Your task:
Locate and copy all lines bearing the word "Imprimación".

Records for processing:
----------------

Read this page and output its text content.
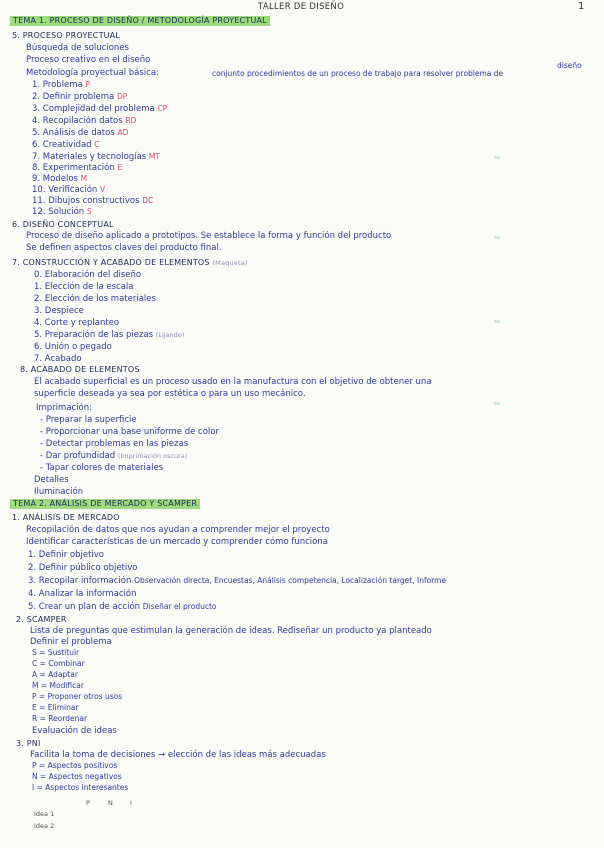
TALLER DE DISEÑO	1
TEMA 1. PROCESO DE DISEÑO / METODOLOGÍA PROYECTUAL
5. PROCESO PROYECTUAL
Búsqueda de soluciones
Proceso creativo en el diseño
Metodología proyectual básica:	conjunto procedimientos de un proceso de trabajo para resolver problema de
diseño
1. Problema P
2. Definir problema DP
3. Complejidad del problema CP
4. Recopilación datos RD
5. Análisis de datos AD
6. Creatividad C
7. Materiales y tecnologías MT
8. Experimentación E
9. Modelos M
10. Verificación V
11. Dibujos constructivos DC
12. Solución S
6. DISEÑO CONCEPTUAL
Proceso de diseño aplicado a prototipos. Se establece la forma y función del producto
Se definen aspectos claves del producto final.
7. CONSTRUCCIÓN Y ACABADO DE ELEMENTOS (Maqueta)
0. Elaboración del diseño
1. Elección de la escala
2. Elección de los materiales
3. Despiece
4. Corte y replanteo
5. Preparación de las piezas (Lijando)
6. Unión o pegado
7. Acabado
8. ACABADO DE ELEMENTOS
El acabado superficial es un proceso usado en la manufactura con el objetivo de obtener una
superficie deseada ya sea por estética o para un uso mecánico.
Imprimación:
- Preparar la superficie
- Proporcionar una base uniforme de color
- Detectar problemas en las piezas
- Dar profundidad (Imprimación oscura)
- Tapar colores de materiales
Detalles
Iluminación
TEMA 2. ANÁLISIS DE MERCADO Y SCAMPER
1. ANÁLISIS DE MERCADO
Recopilación de datos que nos ayudan a comprender mejor el proyecto
Identificar características de un mercado y comprender cómo funciona
1. Definir objetivo
2. Definir público objetivo
3. Recopilar información Observación directa, Encuestas, Análisis competencia, Localización target, Informe
4. Analizar la información
5. Crear un plan de acción Diseñar el producto
2. SCAMPER
Lista de preguntas que estimulan la generación de ideas. Rediseñar un producto ya planteado
Definir el problema
S = Sustituir
C = Combinar
A = Adaptar
M = Modificar
P = Proponer otros usos
E = Eliminar
R = Reordenar
Evaluación de ideas
3. PNI
Facilita la toma de decisiones → elección de las ideas más adecuadas
P = Aspectos positivos
N = Aspectos negativos
I = Aspectos interesantes
P	N	I
Idea 1
Idea 2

----------------

Response for this exercise:
Imprimación:
- Dar profundidad (Imprimación oscura)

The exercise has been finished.